→ What you will do
Pull every line with the word "Gleichnisse" out of the entries below.
start Exercise data
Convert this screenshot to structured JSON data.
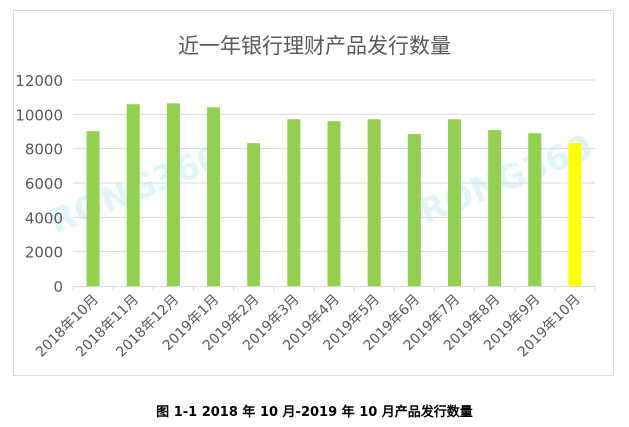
{
  "chart_data": {
    "type": "bar",
    "title": "近一年银行理财产品发行数量",
    "categories": [
      "2018年10月",
      "2018年11月",
      "2018年12月",
      "2019年1月",
      "2019年2月",
      "2019年3月",
      "2019年4月",
      "2019年5月",
      "2019年6月",
      "2019年7月",
      "2019年8月",
      "2019年9月",
      "2019年10月"
    ],
    "values": [
      9020,
      10590,
      10640,
      10410,
      8320,
      9710,
      9600,
      9710,
      8850,
      9710,
      9080,
      8900,
      8320
    ],
    "ylim": [
      0,
      12000
    ],
    "yticks": [
      0,
      2000,
      4000,
      6000,
      8000,
      10000,
      12000
    ],
    "grid": true,
    "colors": {
      "bar": "#92d050",
      "highlight": "#ffff00",
      "grid": "#d9d9d9",
      "text": "#595959"
    },
    "highlight_index": 12
  },
  "caption": "图 1-1 2018 年 10 月-2019 年 10 月产品发行数量",
  "watermark": "RONG360"
}
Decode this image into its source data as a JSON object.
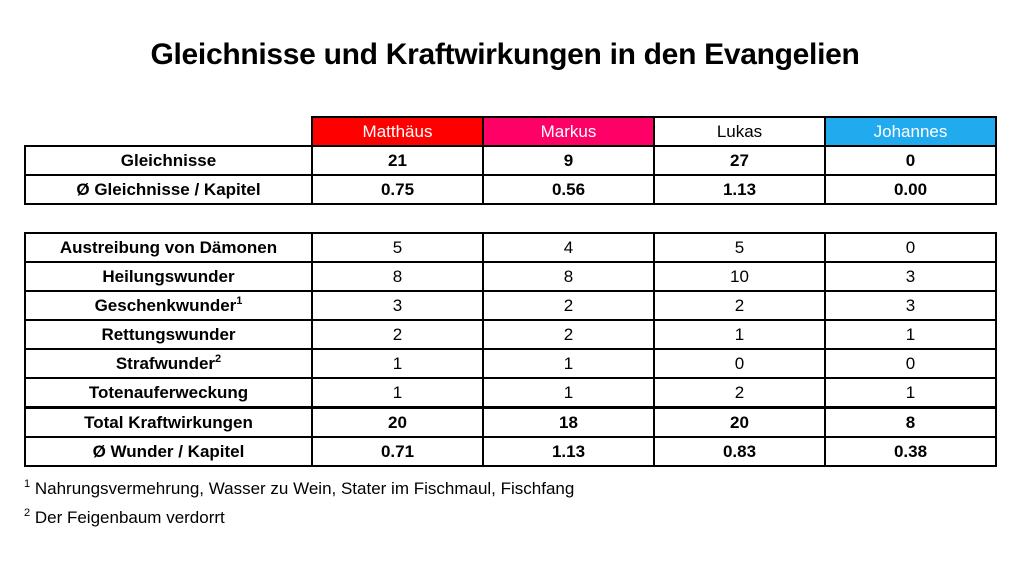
{
  "title": "Gleichnisse und Kraftwirkungen in den Evangelien",
  "colors": {
    "matthaeus": "#ff0000",
    "markus": "#ff0066",
    "lukas": "#ffffff",
    "johannes": "#22aaee"
  },
  "headers": [
    "Matthäus",
    "Markus",
    "Lukas",
    "Johannes"
  ],
  "parables": {
    "rows": [
      {
        "label": "Gleichnisse",
        "values": [
          "21",
          "9",
          "27",
          "0"
        ]
      },
      {
        "label": "Ø Gleichnisse / Kapitel",
        "values": [
          "0.75",
          "0.56",
          "1.13",
          "0.00"
        ]
      }
    ]
  },
  "miracles": {
    "rows": [
      {
        "label": "Austreibung von Dämonen",
        "sup": "",
        "values": [
          "5",
          "4",
          "5",
          "0"
        ]
      },
      {
        "label": "Heilungswunder",
        "sup": "",
        "values": [
          "8",
          "8",
          "10",
          "3"
        ]
      },
      {
        "label": "Geschenkwunder",
        "sup": "1",
        "values": [
          "3",
          "2",
          "2",
          "3"
        ]
      },
      {
        "label": "Rettungswunder",
        "sup": "",
        "values": [
          "2",
          "2",
          "1",
          "1"
        ]
      },
      {
        "label": "Strafwunder",
        "sup": "2",
        "values": [
          "1",
          "1",
          "0",
          "0"
        ]
      },
      {
        "label": "Totenauferweckung",
        "sup": "",
        "values": [
          "1",
          "1",
          "2",
          "1"
        ]
      }
    ],
    "total": {
      "label": "Total Kraftwirkungen",
      "values": [
        "20",
        "18",
        "20",
        "8"
      ]
    },
    "per_chapter": {
      "label": "Ø Wunder / Kapitel",
      "values": [
        "0.71",
        "1.13",
        "0.83",
        "0.38"
      ]
    }
  },
  "footnotes": [
    {
      "mark": "1",
      "text": " Nahrungsvermehrung, Wasser zu Wein, Stater im Fischmaul, Fischfang"
    },
    {
      "mark": "2",
      "text": " Der Feigenbaum verdorrt"
    }
  ]
}
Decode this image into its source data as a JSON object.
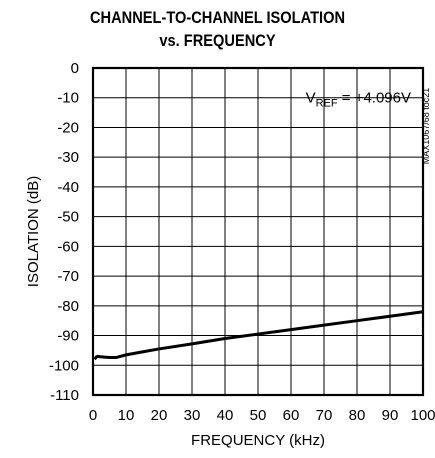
end Exercise data
→ Output below
  "title": "Gleichnisse und Kraftwirkungen in den Evangelien",
        "label": "Gleichnisse",
        "label": "Ø Gleichnisse / Kapitel",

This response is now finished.